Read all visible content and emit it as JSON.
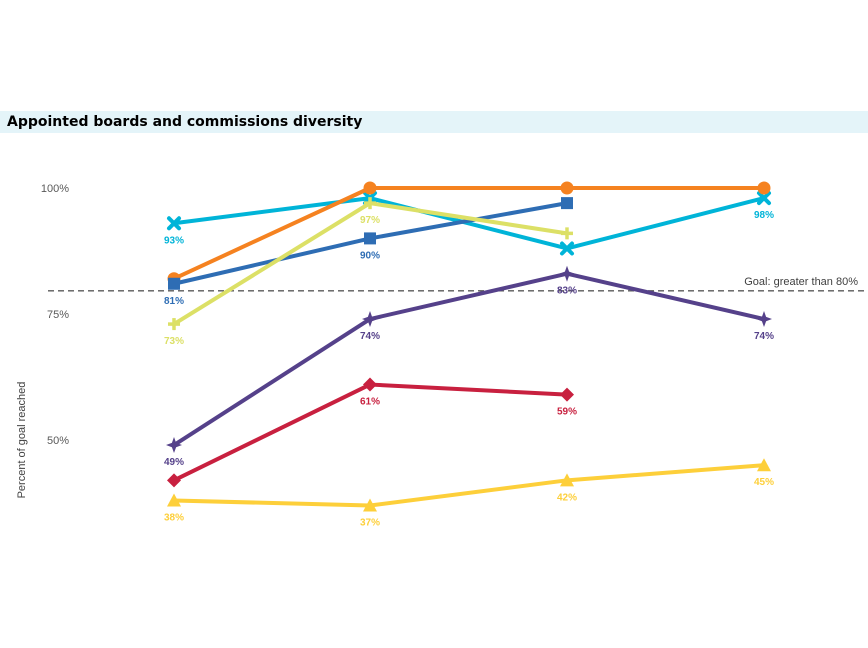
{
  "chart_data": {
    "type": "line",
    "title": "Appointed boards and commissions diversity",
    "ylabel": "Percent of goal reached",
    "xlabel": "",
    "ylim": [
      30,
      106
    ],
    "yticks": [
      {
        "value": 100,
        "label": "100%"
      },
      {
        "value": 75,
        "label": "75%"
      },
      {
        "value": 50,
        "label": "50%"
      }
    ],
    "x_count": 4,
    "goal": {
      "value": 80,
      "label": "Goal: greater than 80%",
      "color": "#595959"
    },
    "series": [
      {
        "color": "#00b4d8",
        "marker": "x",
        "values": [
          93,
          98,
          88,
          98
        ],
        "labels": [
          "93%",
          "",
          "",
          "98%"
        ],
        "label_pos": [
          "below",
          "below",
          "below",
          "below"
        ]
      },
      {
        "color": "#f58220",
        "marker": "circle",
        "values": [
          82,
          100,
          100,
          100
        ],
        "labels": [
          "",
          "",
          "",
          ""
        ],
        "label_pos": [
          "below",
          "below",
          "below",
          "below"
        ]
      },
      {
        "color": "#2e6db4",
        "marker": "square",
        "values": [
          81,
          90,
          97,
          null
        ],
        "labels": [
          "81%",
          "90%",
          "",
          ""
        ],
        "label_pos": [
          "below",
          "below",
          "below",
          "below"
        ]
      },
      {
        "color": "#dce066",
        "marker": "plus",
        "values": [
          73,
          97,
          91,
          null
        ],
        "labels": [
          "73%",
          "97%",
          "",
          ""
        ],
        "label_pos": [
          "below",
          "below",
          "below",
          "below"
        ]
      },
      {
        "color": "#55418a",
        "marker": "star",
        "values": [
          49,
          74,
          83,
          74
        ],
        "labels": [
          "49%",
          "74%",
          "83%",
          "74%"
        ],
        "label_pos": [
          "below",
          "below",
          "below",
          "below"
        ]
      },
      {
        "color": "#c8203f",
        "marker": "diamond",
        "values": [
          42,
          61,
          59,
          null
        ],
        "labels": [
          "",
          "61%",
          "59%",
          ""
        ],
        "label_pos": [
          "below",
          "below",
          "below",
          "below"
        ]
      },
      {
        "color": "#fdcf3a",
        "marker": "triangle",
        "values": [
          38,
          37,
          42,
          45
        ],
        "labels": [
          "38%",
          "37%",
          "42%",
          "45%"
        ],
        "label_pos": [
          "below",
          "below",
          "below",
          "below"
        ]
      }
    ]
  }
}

- [Task brief]: Read the entries and select each line where the word "color" is found.

- [Task solution]:
      "color": "#595959"
        "color": "#00b4d8",
        "color": "#f58220",
        "color": "#2e6db4",
        "color": "#dce066",
        "color": "#55418a",
        "color": "#c8203f",
        "color": "#fdcf3a",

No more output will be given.